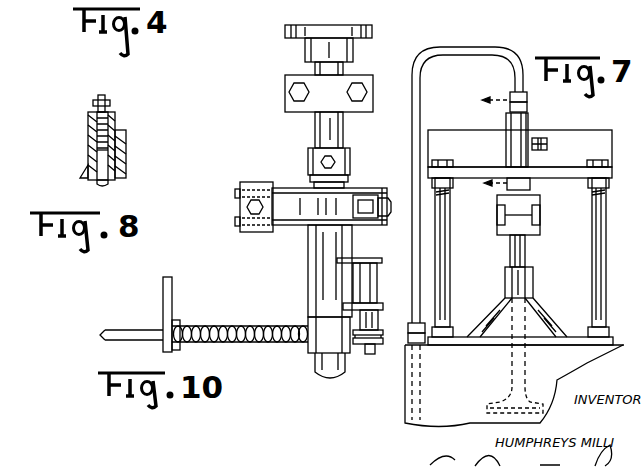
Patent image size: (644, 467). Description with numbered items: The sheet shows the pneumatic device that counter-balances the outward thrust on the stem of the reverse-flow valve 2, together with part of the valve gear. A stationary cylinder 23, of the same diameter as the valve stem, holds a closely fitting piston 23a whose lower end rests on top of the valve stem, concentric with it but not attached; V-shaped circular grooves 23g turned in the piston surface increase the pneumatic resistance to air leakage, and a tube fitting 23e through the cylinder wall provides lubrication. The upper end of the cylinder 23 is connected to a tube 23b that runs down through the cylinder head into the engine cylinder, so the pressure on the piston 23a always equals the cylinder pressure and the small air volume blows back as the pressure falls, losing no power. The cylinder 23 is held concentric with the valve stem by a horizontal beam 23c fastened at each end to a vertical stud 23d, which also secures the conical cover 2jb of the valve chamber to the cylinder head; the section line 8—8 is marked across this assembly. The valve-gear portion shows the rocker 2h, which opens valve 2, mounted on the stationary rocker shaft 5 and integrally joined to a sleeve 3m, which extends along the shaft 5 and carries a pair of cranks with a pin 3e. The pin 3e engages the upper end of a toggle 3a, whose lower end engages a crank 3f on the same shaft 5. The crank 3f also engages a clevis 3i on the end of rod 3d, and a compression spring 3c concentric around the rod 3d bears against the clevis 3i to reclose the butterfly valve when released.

- - - - - - -

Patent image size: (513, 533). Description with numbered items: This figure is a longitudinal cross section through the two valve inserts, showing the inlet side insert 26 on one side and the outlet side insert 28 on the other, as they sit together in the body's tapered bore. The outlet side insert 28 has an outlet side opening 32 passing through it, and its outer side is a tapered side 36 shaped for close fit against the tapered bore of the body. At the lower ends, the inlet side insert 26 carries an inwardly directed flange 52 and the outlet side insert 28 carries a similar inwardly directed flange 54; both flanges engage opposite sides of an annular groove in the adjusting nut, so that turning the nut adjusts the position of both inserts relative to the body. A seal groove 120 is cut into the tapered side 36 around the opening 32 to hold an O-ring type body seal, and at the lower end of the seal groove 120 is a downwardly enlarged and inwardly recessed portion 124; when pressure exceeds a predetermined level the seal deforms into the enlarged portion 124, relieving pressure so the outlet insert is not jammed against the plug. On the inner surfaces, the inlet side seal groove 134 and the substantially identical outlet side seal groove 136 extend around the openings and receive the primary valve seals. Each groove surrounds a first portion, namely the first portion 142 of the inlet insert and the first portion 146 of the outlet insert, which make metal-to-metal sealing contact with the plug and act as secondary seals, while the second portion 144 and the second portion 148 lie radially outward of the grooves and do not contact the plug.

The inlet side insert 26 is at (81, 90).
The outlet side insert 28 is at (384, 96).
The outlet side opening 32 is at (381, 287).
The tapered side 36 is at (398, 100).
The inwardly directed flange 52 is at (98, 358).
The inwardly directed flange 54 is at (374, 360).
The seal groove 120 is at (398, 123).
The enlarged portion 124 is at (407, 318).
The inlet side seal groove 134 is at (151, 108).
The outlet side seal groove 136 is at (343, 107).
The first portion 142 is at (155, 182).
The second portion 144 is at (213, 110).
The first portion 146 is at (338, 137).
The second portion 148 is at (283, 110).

- - - - - - -

# Prompt
Extract every row above that contains the word "inwardly", matching uppercase and lowercase exactly.

# Worked solution
Patent image size: (513, 533). Description with numbered items: This figure is a longitudinal cross section through the two valve inserts, showing the inlet side insert 26 on one side and the outlet side insert 28 on the other, as they sit together in the body's tapered bore. The outlet side insert 28 has an outlet side opening 32 passing through it, and its outer side is a tapered side 36 shaped for close fit against the tapered bore of the body. At the lower ends, the inlet side insert 26 carries an inwardly directed flange 52 and the outlet side insert 28 carries a similar inwardly directed flange 54; both flanges engage opposite sides of an annular groove in the adjusting nut, so that turning the nut adjusts the position of both inserts relative to the body. A seal groove 120 is cut into the tapered side 36 around the opening 32 to hold an O-ring type body seal, and at the lower end of the seal groove 120 is a downwardly enlarged and inwardly recessed portion 124; when pressure exceeds a predetermined level the seal deforms into the enlarged portion 124, relieving pressure so the outlet insert is not jammed against the plug. On the inner surfaces, the inlet side seal groove 134 and the substantially identical outlet side seal groove 136 extend around the openings and receive the primary valve seals. Each groove surrounds a first portion, namely the first portion 142 of the inlet insert and the first portion 146 of the outlet insert, which make metal-to-metal sealing contact with the plug and act as secondary seals, while the second portion 144 and the second portion 148 lie radially outward of the grooves and do not contact the plug.
The inwardly directed flange 52 is at (98, 358).
The inwardly directed flange 54 is at (374, 360).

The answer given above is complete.